(A run of records)
_ _ _ _ _ _ _
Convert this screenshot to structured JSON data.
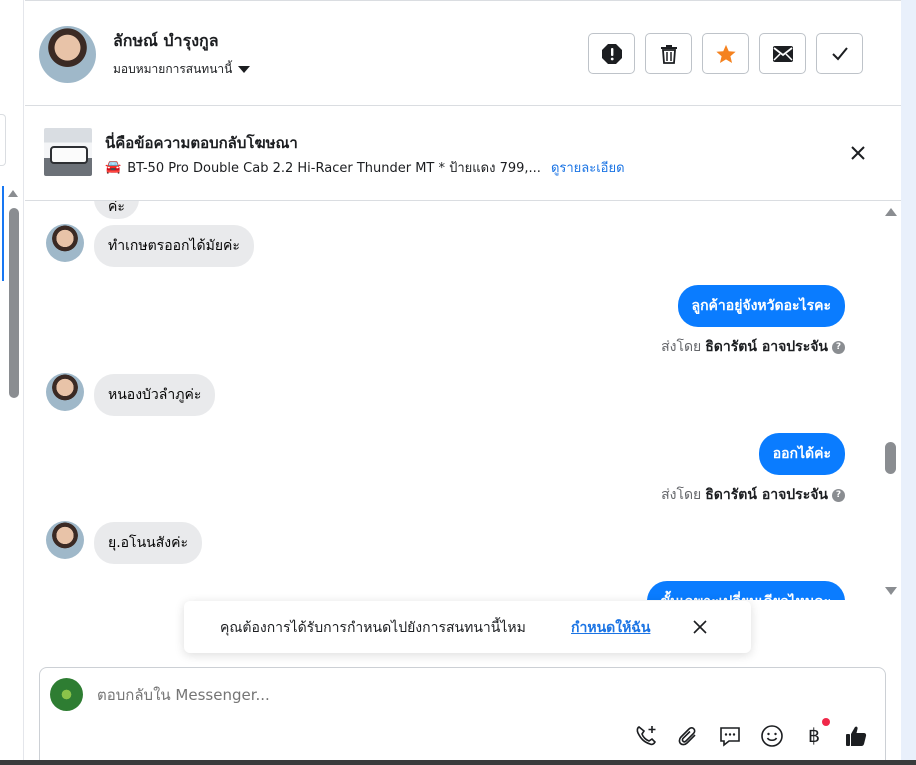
{
  "header": {
    "contact_name": "ลักษณ์ บำรุงกูล",
    "assign_label": "มอบหมายการสนทนานี้",
    "actions": [
      "report",
      "delete",
      "star",
      "mark-unread",
      "done"
    ],
    "star_color": "#f5821f"
  },
  "ad_reply": {
    "title": "นี่คือข้อความตอบกลับโฆษณา",
    "car_icon": "🚘",
    "subtitle": "BT-50 Pro Double Cab 2.2 Hi-Racer Thunder MT * ป้ายแดง 799,...",
    "details_link": "ดูรายละเอียด"
  },
  "messages": {
    "partial_top": "ค่ะ",
    "m1": "ทำเกษตรออกได้มัยค่ะ",
    "m2": "ลูกค้าอยู่จังหวัดอะไรคะ",
    "m2_sent_prefix": "ส่งโดย",
    "m2_sent_by": "ธิดารัตน์ อาจประจัน",
    "m3": "หนองบัวลำภูค่ะ",
    "m4": "ออกได้ค่ะ",
    "m4_sent_prefix": "ส่งโดย",
    "m4_sent_by": "ธิดารัตน์ อาจประจัน",
    "m5": "ยุ.อโนนสังค่ะ",
    "m6_partial": "ขั้นเฉพาะเปลี่ยนเดียวไหมคะ"
  },
  "toast": {
    "message": "คุณต้องการได้รับการกำหนดไปยังการสนทนานี้ไหม",
    "assign_me": "กำหนดให้ฉัน"
  },
  "composer": {
    "placeholder": "ตอบกลับใน Messenger...",
    "baht_symbol": "฿",
    "accent": "#0a7cff"
  }
}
_ _ _ _ _ _ _
▶ _STATED GOAL_
Write the lines above out again exactly, without any of their pictures.

▶ _SOLUTION BELOW_
Convert this screenshot to structured JSON data.
{
  "header": {
    "contact_name": "ลักษณ์ บำรุงกูล",
    "assign_label": "มอบหมายการสนทนานี้",
    "actions": [
      "report",
      "delete",
      "star",
      "mark-unread",
      "done"
    ],
    "star_color": "#f5821f"
  },
  "ad_reply": {
    "title": "นี่คือข้อความตอบกลับโฆษณา",
    "car_icon": "🚘",
    "subtitle": "BT-50 Pro Double Cab 2.2 Hi-Racer Thunder MT * ป้ายแดง 799,...",
    "details_link": "ดูรายละเอียด"
  },
  "messages": {
    "partial_top": "ค่ะ",
    "m1": "ทำเกษตรออกได้มัยค่ะ",
    "m2": "ลูกค้าอยู่จังหวัดอะไรคะ",
    "m2_sent_prefix": "ส่งโดย",
    "m2_sent_by": "ธิดารัตน์ อาจประจัน",
    "m3": "หนองบัวลำภูค่ะ",
    "m4": "ออกได้ค่ะ",
    "m4_sent_prefix": "ส่งโดย",
    "m4_sent_by": "ธิดารัตน์ อาจประจัน",
    "m5": "ยุ.อโนนสังค่ะ",
    "m6_partial": "ขั้นเฉพาะเปลี่ยนเดียวไหมคะ"
  },
  "toast": {
    "message": "คุณต้องการได้รับการกำหนดไปยังการสนทนานี้ไหม",
    "assign_me": "กำหนดให้ฉัน"
  },
  "composer": {
    "placeholder": "ตอบกลับใน Messenger...",
    "baht_symbol": "฿",
    "accent": "#0a7cff"
  }
}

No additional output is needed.